[MATERIAL PROVIDED Boundary: Start]

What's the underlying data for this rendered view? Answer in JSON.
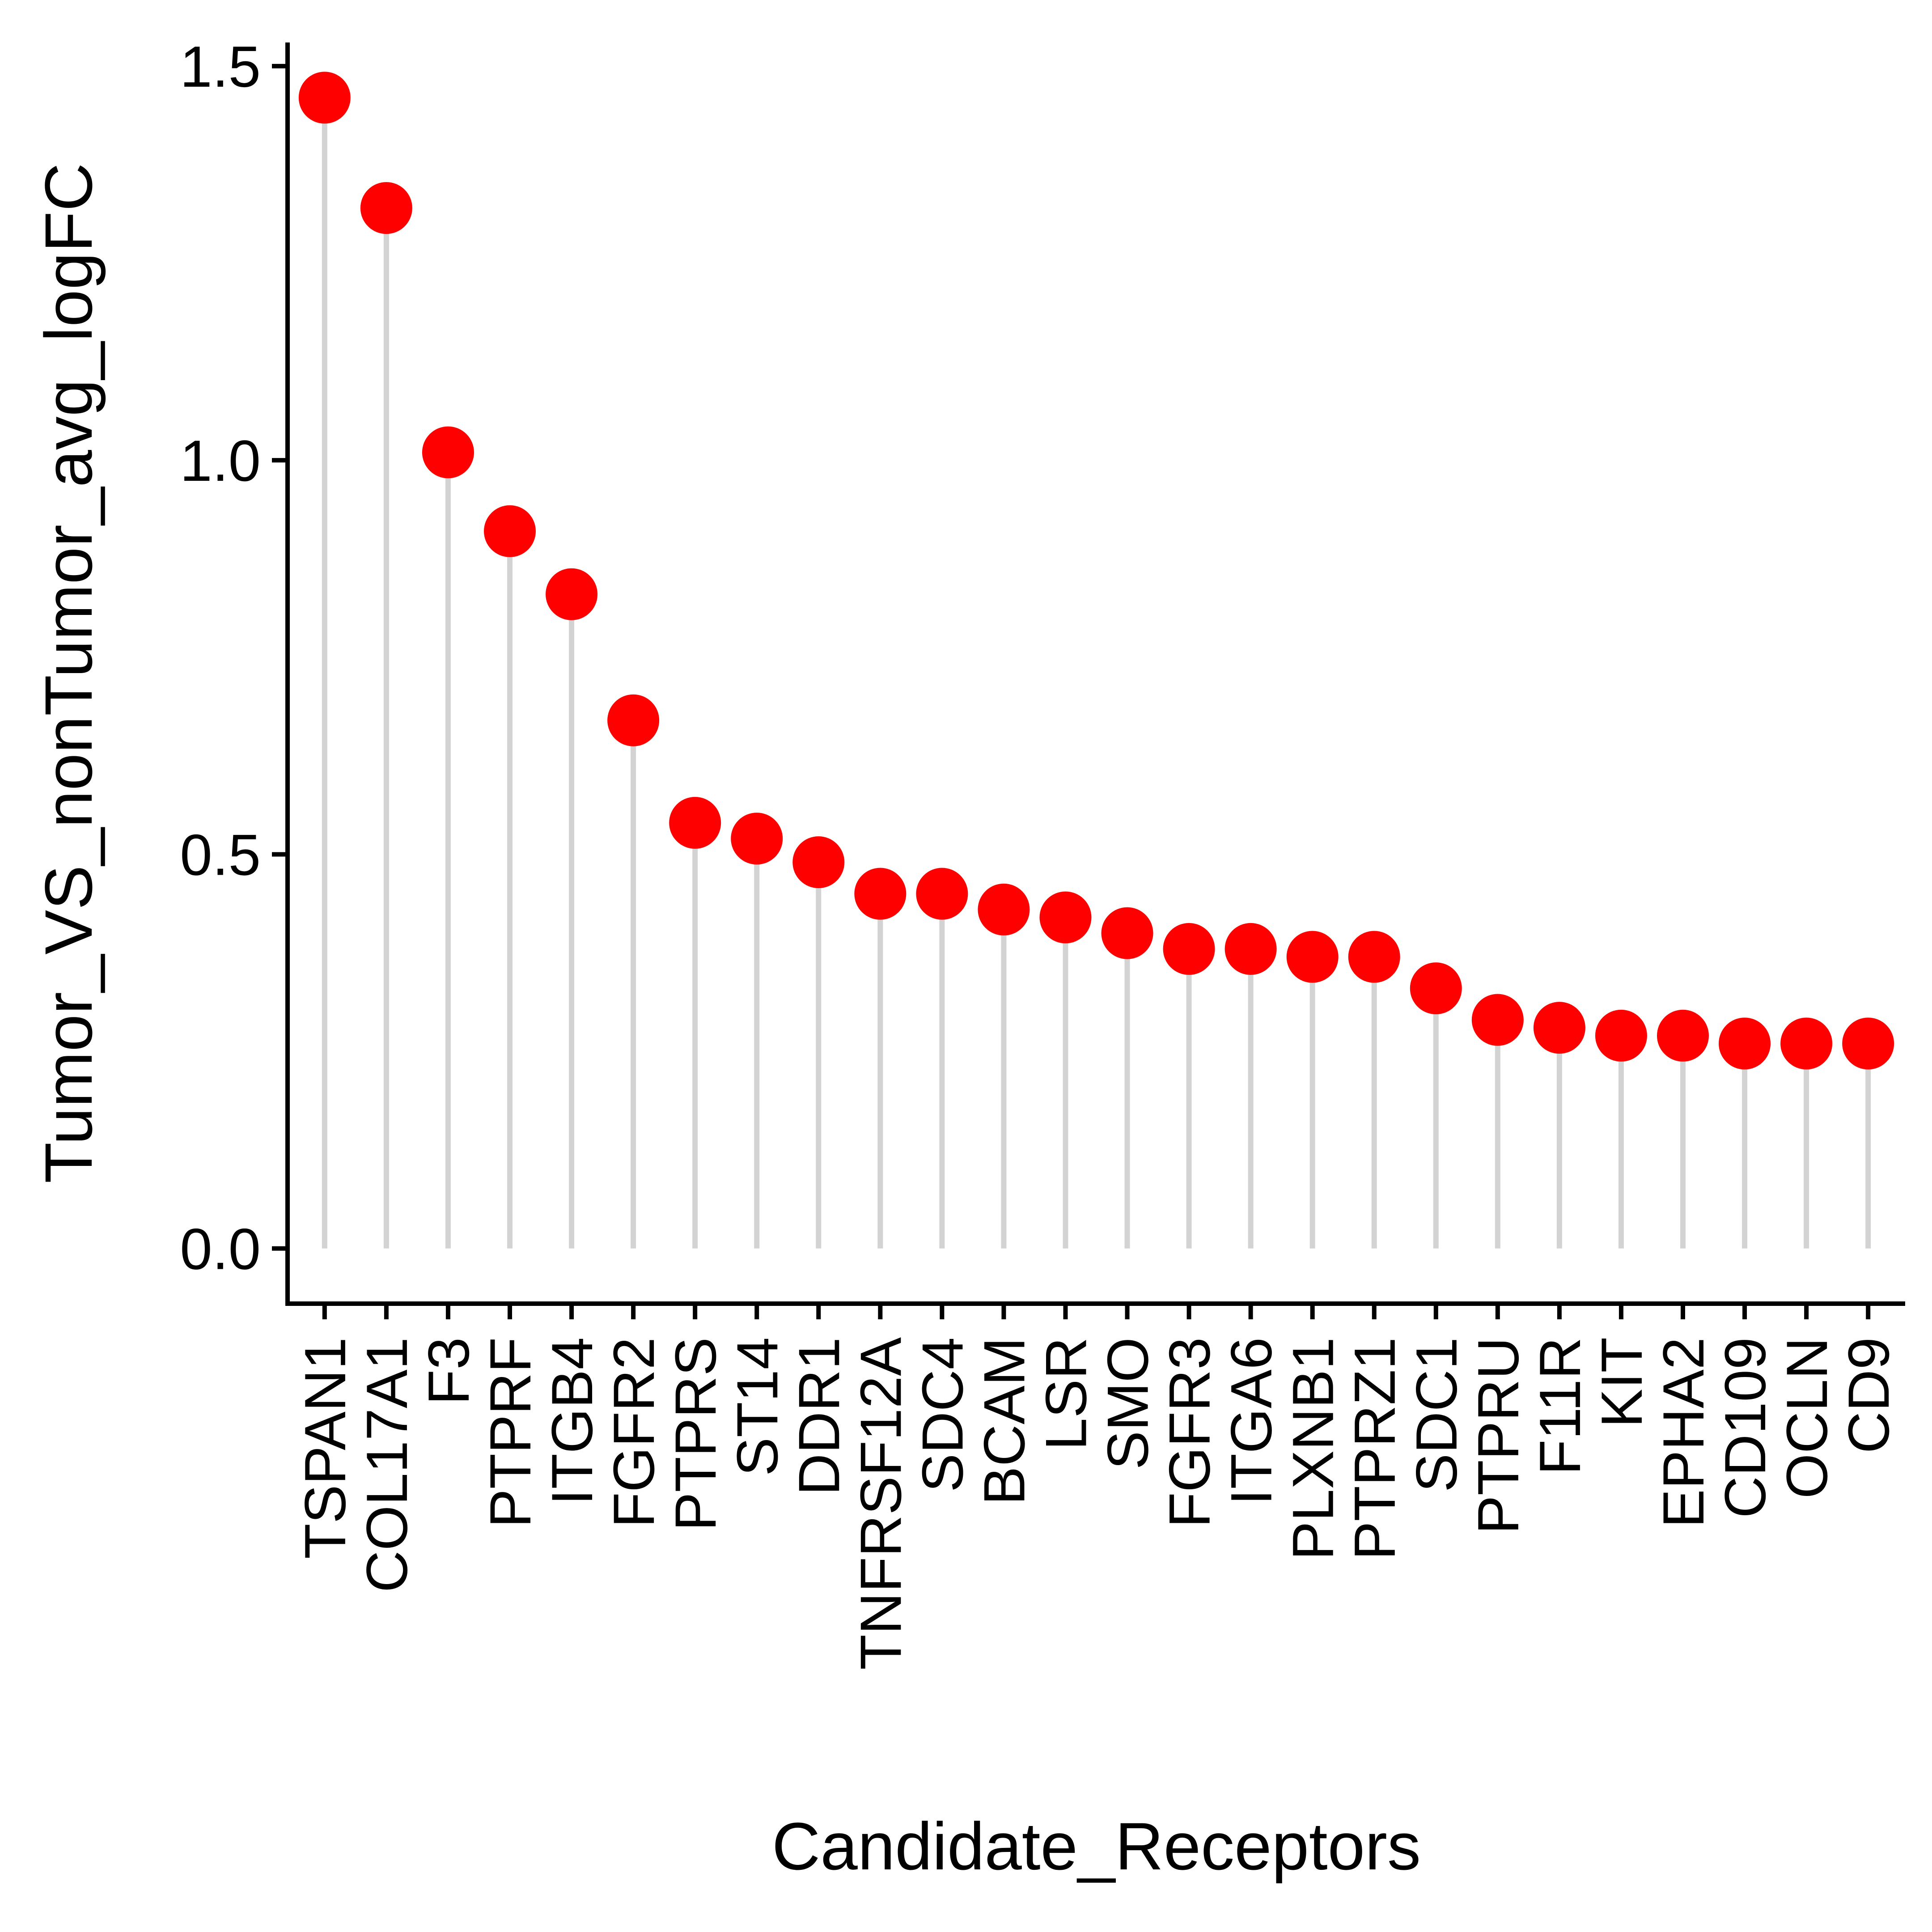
{
  "chart_data": {
    "type": "lollipop",
    "title": "",
    "xlabel": "Candidate_Receptors",
    "ylabel": "Tumor_VS_nonTumor_avg_logFC",
    "ylim": [
      -0.07,
      1.53
    ],
    "yticks": [
      0.0,
      0.5,
      1.0,
      1.5
    ],
    "ytick_labels": [
      "0.0",
      "0.5",
      "1.0",
      "1.5"
    ],
    "grid": false,
    "legend": "none",
    "categories": [
      "TSPAN1",
      "COL17A1",
      "F3",
      "PTPRF",
      "ITGB4",
      "FGFR2",
      "PTPRS",
      "ST14",
      "DDR1",
      "TNFRSF12A",
      "SDC4",
      "BCAM",
      "LSR",
      "SMO",
      "FGFR3",
      "ITGA6",
      "PLXNB1",
      "PTPRZ1",
      "SDC1",
      "PTPRU",
      "F11R",
      "KIT",
      "EPHA2",
      "CD109",
      "OCLN",
      "CD9"
    ],
    "values": [
      1.46,
      1.32,
      1.01,
      0.91,
      0.83,
      0.67,
      0.54,
      0.52,
      0.49,
      0.45,
      0.45,
      0.43,
      0.42,
      0.4,
      0.38,
      0.38,
      0.37,
      0.37,
      0.33,
      0.29,
      0.28,
      0.27,
      0.27,
      0.26,
      0.26,
      0.26
    ],
    "point_color": "#FF0000",
    "stem_color": "#D3D3D3"
  }
}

[MATERIAL PROVIDED Boundary: End]

→ PROBLEM TO SOLVE:
Please give the data again in full, exactly as written, but without any images.

→ RESPONSE TO THIS EXERCISE:
What's the underlying data for this rendered view? Answer in JSON.
{
  "chart_data": {
    "type": "lollipop",
    "title": "",
    "xlabel": "Candidate_Receptors",
    "ylabel": "Tumor_VS_nonTumor_avg_logFC",
    "ylim": [
      -0.07,
      1.53
    ],
    "yticks": [
      0.0,
      0.5,
      1.0,
      1.5
    ],
    "ytick_labels": [
      "0.0",
      "0.5",
      "1.0",
      "1.5"
    ],
    "grid": false,
    "legend": "none",
    "categories": [
      "TSPAN1",
      "COL17A1",
      "F3",
      "PTPRF",
      "ITGB4",
      "FGFR2",
      "PTPRS",
      "ST14",
      "DDR1",
      "TNFRSF12A",
      "SDC4",
      "BCAM",
      "LSR",
      "SMO",
      "FGFR3",
      "ITGA6",
      "PLXNB1",
      "PTPRZ1",
      "SDC1",
      "PTPRU",
      "F11R",
      "KIT",
      "EPHA2",
      "CD109",
      "OCLN",
      "CD9"
    ],
    "values": [
      1.46,
      1.32,
      1.01,
      0.91,
      0.83,
      0.67,
      0.54,
      0.52,
      0.49,
      0.45,
      0.45,
      0.43,
      0.42,
      0.4,
      0.38,
      0.38,
      0.37,
      0.37,
      0.33,
      0.29,
      0.28,
      0.27,
      0.27,
      0.26,
      0.26,
      0.26
    ],
    "point_color": "#FF0000",
    "stem_color": "#D3D3D3"
  }
}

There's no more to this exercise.